⟨

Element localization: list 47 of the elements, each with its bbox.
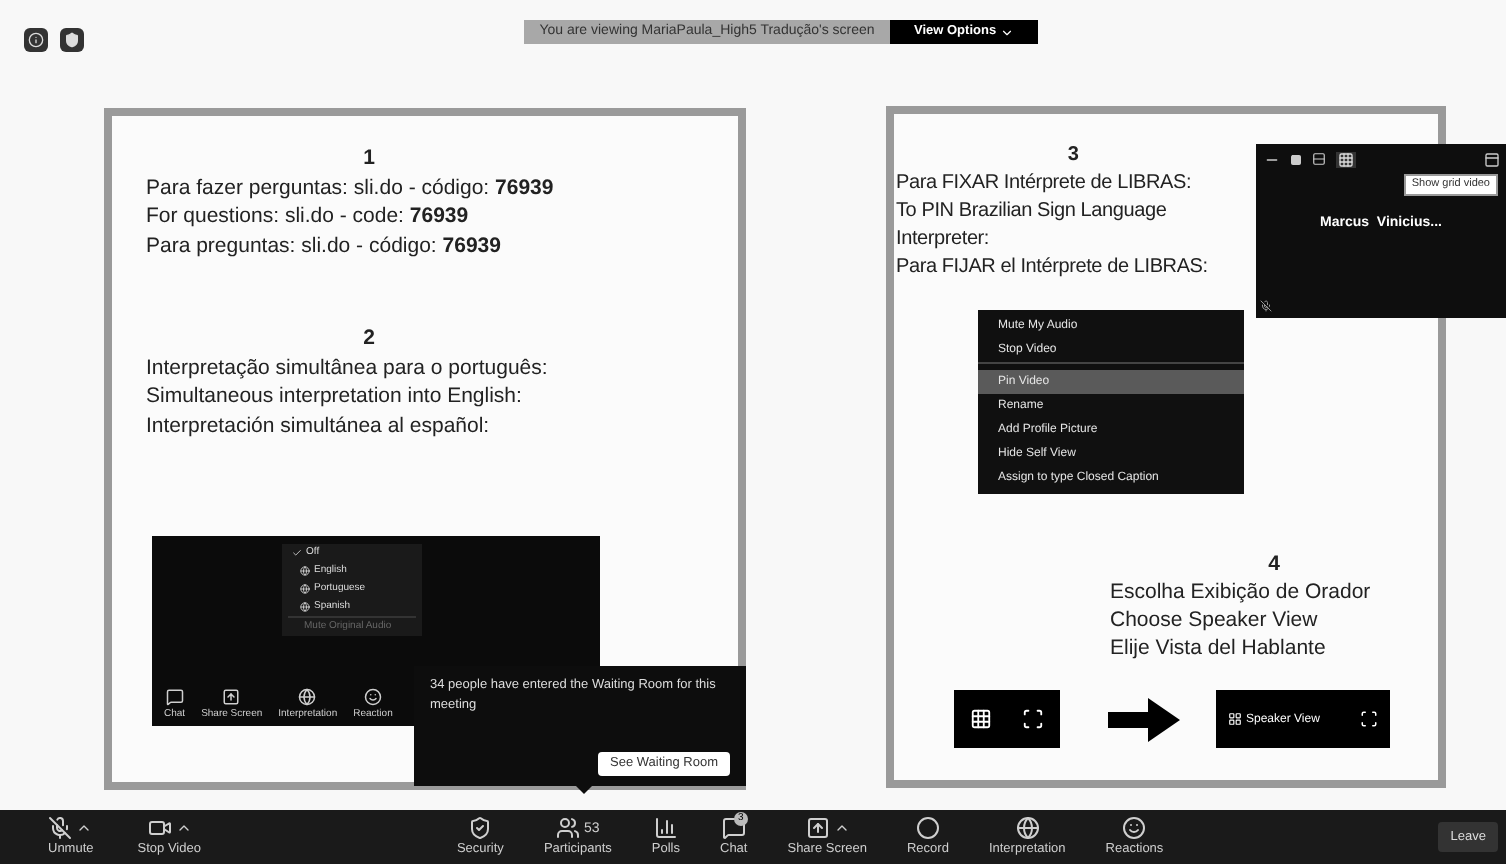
caret-icon bbox=[1000, 25, 1015, 39]
slide-text-line: Escolha Exibição de Orador bbox=[1110, 578, 1373, 606]
check-icon bbox=[292, 548, 302, 558]
bar-chart-icon bbox=[653, 816, 678, 841]
slide-text-line: Interpretación simultánea al español: bbox=[146, 411, 492, 440]
chat-bubble-icon bbox=[165, 688, 184, 706]
right-arrow-icon bbox=[1108, 697, 1180, 741]
share-screen-icon bbox=[222, 688, 241, 706]
smiley-icon bbox=[1122, 816, 1147, 841]
slide-text-line: Simultaneous interpretation into English: bbox=[146, 382, 524, 411]
slide-text-line: Interpretação simultânea para o português: bbox=[146, 353, 550, 382]
globe-icon bbox=[300, 584, 310, 594]
globe-icon bbox=[300, 602, 310, 612]
exit-window-icon[interactable] bbox=[1484, 151, 1500, 167]
video-camera-icon bbox=[147, 816, 172, 841]
fullscreen-icon[interactable] bbox=[1360, 710, 1378, 728]
section-number: 3 bbox=[1065, 142, 1081, 170]
section-number: 1 bbox=[361, 144, 377, 173]
people-icon bbox=[556, 816, 581, 841]
section-number: 4 bbox=[1266, 550, 1282, 578]
slide-text-line: Choose Speaker View bbox=[1110, 606, 1320, 634]
shield-icon[interactable] bbox=[60, 28, 84, 52]
grid-view-icon[interactable] bbox=[1336, 151, 1356, 167]
slide-text-line: For questions: sli.do - code: 76939 bbox=[146, 202, 471, 231]
speaker-view-icon bbox=[1228, 712, 1242, 726]
section-number: 2 bbox=[361, 324, 377, 353]
record-icon bbox=[915, 816, 940, 841]
grid-icon[interactable] bbox=[969, 708, 992, 730]
list-view-icon[interactable] bbox=[1312, 152, 1326, 166]
slide-text-line: Elije Vista del Hablante bbox=[1110, 634, 1328, 662]
smiley-icon bbox=[363, 688, 382, 706]
fullscreen-icon[interactable] bbox=[1022, 708, 1045, 730]
mic-off-icon bbox=[48, 816, 73, 841]
globe-icon bbox=[300, 566, 310, 576]
globe-icon bbox=[1015, 816, 1040, 841]
security-icon bbox=[468, 816, 493, 841]
share-screen-icon bbox=[805, 816, 830, 841]
mic-off-icon bbox=[1260, 300, 1272, 312]
slide-text-line: Para FIJAR el Intérprete de LIBRAS: bbox=[896, 254, 1210, 282]
slide-text-line: Para preguntas: sli.do - código: 76939 bbox=[146, 231, 503, 260]
chat-bubble-icon bbox=[721, 816, 746, 841]
slide-text-line: Para FIXAR Intérprete de LIBRAS: bbox=[896, 170, 1194, 198]
globe-icon bbox=[298, 688, 317, 706]
thumbnail-icon[interactable] bbox=[1290, 153, 1302, 165]
slide-text-line: To PIN Brazilian Sign Language Interpreter: bbox=[896, 198, 1169, 254]
slide-text-line: Para fazer perguntas: sli.do - código: 76939 bbox=[146, 173, 556, 202]
info-icon[interactable] bbox=[24, 28, 48, 52]
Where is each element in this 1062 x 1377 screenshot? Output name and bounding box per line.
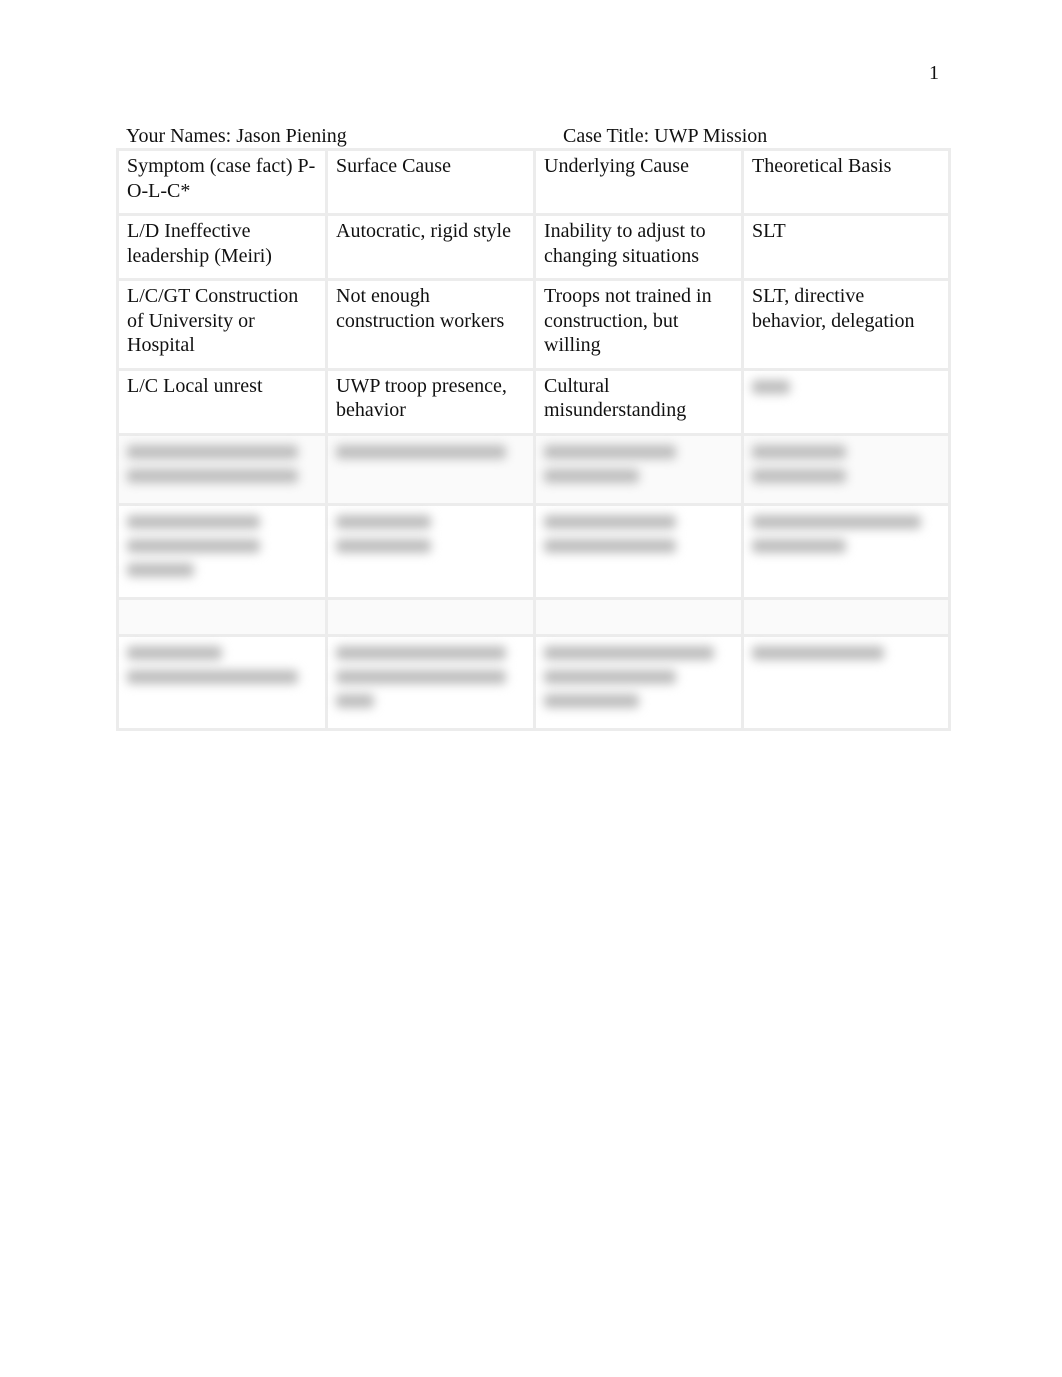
blurred-cell (116, 432, 328, 506)
blurred-cell (116, 502, 328, 600)
empty-cell (533, 596, 744, 637)
blurred-cell (325, 502, 536, 600)
blurred-cell (533, 633, 744, 731)
table-row: L/C Local unrest UWP troop presence, beh… (116, 367, 951, 436)
surface-cause-cell: Autocratic, rigid style (325, 213, 536, 281)
theoretical-basis-cell: SLT, directive behavior, delegation (741, 278, 951, 371)
column-header-theoretical-basis: Theoretical Basis (741, 148, 951, 216)
blurred-table-row (116, 596, 951, 637)
blurred-table-row (116, 432, 951, 506)
page-number: 1 (929, 62, 939, 84)
column-header-underlying-cause: Underlying Cause (533, 148, 744, 216)
surface-cause-cell: Not enough construction workers (325, 278, 536, 371)
blurred-cell (741, 502, 951, 600)
column-header-symptom: Symptom (case fact) P-O-L-C* (116, 148, 328, 216)
symptom-cell: L/C Local unrest (116, 367, 328, 436)
table-header-row: Symptom (case fact) P-O-L-C* Surface Cau… (116, 148, 951, 216)
table-row: L/D Ineffective leadership (Meiri) Autoc… (116, 213, 951, 281)
blurred-cell (533, 502, 744, 600)
empty-cell (325, 596, 536, 637)
underlying-cause-cell: Troops not trained in construction, but … (533, 278, 744, 371)
blurred-cell (533, 432, 744, 506)
blurred-cell (116, 633, 328, 731)
empty-cell (741, 596, 951, 637)
blurred-table-row (116, 633, 951, 731)
symptom-cell: L/C/GT Construction of University or Hos… (116, 278, 328, 371)
underlying-cause-cell: Inability to adjust to changing situatio… (533, 213, 744, 281)
blurred-cell (741, 633, 951, 731)
theoretical-basis-cell-blurred (741, 367, 951, 436)
empty-cell (116, 596, 328, 637)
blurred-cell (741, 432, 951, 506)
student-names: Your Names: Jason Piening (126, 125, 347, 147)
table-row: L/C/GT Construction of University or Hos… (116, 278, 951, 371)
blurred-text (752, 379, 940, 394)
theoretical-basis-cell: SLT (741, 213, 951, 281)
blurred-cell (325, 432, 536, 506)
case-title: Case Title: UWP Mission (563, 125, 768, 147)
symptom-cell: L/D Ineffective leadership (Meiri) (116, 213, 328, 281)
column-header-surface-cause: Surface Cause (325, 148, 536, 216)
surface-cause-cell: UWP troop presence, behavior (325, 367, 536, 436)
case-analysis-table: Symptom (case fact) P-O-L-C* Surface Cau… (116, 148, 951, 731)
blurred-cell (325, 633, 536, 731)
blurred-table-row (116, 502, 951, 600)
underlying-cause-cell: Cultural misunderstanding (533, 367, 744, 436)
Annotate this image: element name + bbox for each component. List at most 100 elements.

⟩

Task objective
Change every "elements" to "items" in all of the lines above, leave the rest unchanged, and reproduce the lines without the pictures.

Solution for this exercise
Element localization: list 47 of the items, each with its bbox.
caret-icon bbox=[1000, 25, 1015, 39]
slide-text-line: Escolha Exibição de Orador bbox=[1110, 578, 1373, 606]
check-icon bbox=[292, 548, 302, 558]
bar-chart-icon bbox=[653, 816, 678, 841]
slide-text-line: Interpretación simultánea al español: bbox=[146, 411, 492, 440]
chat-bubble-icon bbox=[165, 688, 184, 706]
right-arrow-icon bbox=[1108, 697, 1180, 741]
share-screen-icon bbox=[222, 688, 241, 706]
smiley-icon bbox=[1122, 816, 1147, 841]
slide-text-line: Simultaneous interpretation into English: bbox=[146, 382, 524, 411]
slide-text-line: Interpretação simultânea para o português: bbox=[146, 353, 550, 382]
globe-icon bbox=[300, 584, 310, 594]
globe-icon bbox=[300, 602, 310, 612]
exit-window-icon[interactable] bbox=[1484, 151, 1500, 167]
video-camera-icon bbox=[147, 816, 172, 841]
fullscreen-icon[interactable] bbox=[1360, 710, 1378, 728]
section-number: 3 bbox=[1065, 142, 1081, 170]
section-number: 1 bbox=[361, 144, 377, 173]
people-icon bbox=[556, 816, 581, 841]
section-number: 4 bbox=[1266, 550, 1282, 578]
slide-text-line: Choose Speaker View bbox=[1110, 606, 1320, 634]
shield-icon[interactable] bbox=[60, 28, 84, 52]
grid-view-icon[interactable] bbox=[1336, 151, 1356, 167]
slide-text-line: For questions: sli.do - code: 76939 bbox=[146, 202, 471, 231]
speaker-view-icon bbox=[1228, 712, 1242, 726]
section-number: 2 bbox=[361, 324, 377, 353]
record-icon bbox=[915, 816, 940, 841]
grid-icon[interactable] bbox=[969, 708, 992, 730]
list-view-icon[interactable] bbox=[1312, 152, 1326, 166]
slide-text-line: Elije Vista del Hablante bbox=[1110, 634, 1328, 662]
smiley-icon bbox=[363, 688, 382, 706]
fullscreen-icon[interactable] bbox=[1022, 708, 1045, 730]
mic-off-icon bbox=[48, 816, 73, 841]
globe-icon bbox=[300, 566, 310, 576]
globe-icon bbox=[1015, 816, 1040, 841]
security-icon bbox=[468, 816, 493, 841]
share-screen-icon bbox=[805, 816, 830, 841]
mic-off-icon bbox=[1260, 300, 1272, 312]
slide-text-line: Para FIJAR el Intérprete de LIBRAS: bbox=[896, 254, 1210, 282]
slide-text-line: Para preguntas: sli.do - código: 76939 bbox=[146, 231, 503, 260]
chat-bubble-icon bbox=[721, 816, 746, 841]
slide-text-line: Para FIXAR Intérprete de LIBRAS: bbox=[896, 170, 1194, 198]
globe-icon bbox=[298, 688, 317, 706]
thumbnail-icon[interactable] bbox=[1290, 153, 1302, 165]
slide-text-line: To PIN Brazilian Sign Language Interpreter: bbox=[896, 198, 1169, 254]
slide-text-line: Para fazer perguntas: sli.do - código: 76939 bbox=[146, 173, 556, 202]
info-icon[interactable] bbox=[24, 28, 48, 52]
Where is each element in this 1062 x 1377 screenshot? Output name and bounding box per line.
blurred-cell (116, 432, 328, 506)
blurred-cell (116, 502, 328, 600)
empty-cell (533, 596, 744, 637)
blurred-cell (325, 502, 536, 600)
blurred-cell (533, 633, 744, 731)
table-row: L/C Local unrest UWP troop presence, beh… (116, 367, 951, 436)
surface-cause-cell: Autocratic, rigid style (325, 213, 536, 281)
theoretical-basis-cell: SLT, directive behavior, delegation (741, 278, 951, 371)
column-header-theoretical-basis: Theoretical Basis (741, 148, 951, 216)
blurred-table-row (116, 596, 951, 637)
blurred-table-row (116, 432, 951, 506)
page-number: 1 (929, 62, 939, 84)
column-header-underlying-cause: Underlying Cause (533, 148, 744, 216)
surface-cause-cell: Not enough construction workers (325, 278, 536, 371)
blurred-cell (741, 502, 951, 600)
column-header-symptom: Symptom (case fact) P-O-L-C* (116, 148, 328, 216)
symptom-cell: L/C Local unrest (116, 367, 328, 436)
table-header-row: Symptom (case fact) P-O-L-C* Surface Cau… (116, 148, 951, 216)
table-row: L/D Ineffective leadership (Meiri) Autoc… (116, 213, 951, 281)
blurred-cell (533, 502, 744, 600)
empty-cell (325, 596, 536, 637)
underlying-cause-cell: Troops not trained in construction, but … (533, 278, 744, 371)
blurred-cell (533, 432, 744, 506)
blurred-cell (116, 633, 328, 731)
empty-cell (741, 596, 951, 637)
blurred-table-row (116, 633, 951, 731)
symptom-cell: L/C/GT Construction of University or Hos… (116, 278, 328, 371)
underlying-cause-cell: Inability to adjust to changing situatio… (533, 213, 744, 281)
blurred-cell (741, 633, 951, 731)
theoretical-basis-cell-blurred (741, 367, 951, 436)
empty-cell (116, 596, 328, 637)
blurred-cell (741, 432, 951, 506)
student-names: Your Names: Jason Piening (126, 125, 347, 147)
table-row: L/C/GT Construction of University or Hos… (116, 278, 951, 371)
blurred-text (752, 379, 940, 394)
theoretical-basis-cell: SLT (741, 213, 951, 281)
blurred-cell (325, 432, 536, 506)
case-title: Case Title: UWP Mission (563, 125, 768, 147)
symptom-cell: L/D Ineffective leadership (Meiri) (116, 213, 328, 281)
column-header-surface-cause: Surface Cause (325, 148, 536, 216)
surface-cause-cell: UWP troop presence, behavior (325, 367, 536, 436)
case-analysis-table: Symptom (case fact) P-O-L-C* Surface Cau… (116, 148, 951, 731)
blurred-cell (325, 633, 536, 731)
blurred-table-row (116, 502, 951, 600)
underlying-cause-cell: Cultural misunderstanding (533, 367, 744, 436)
Annotate this image: element name + bbox for each component. List at most 100 items.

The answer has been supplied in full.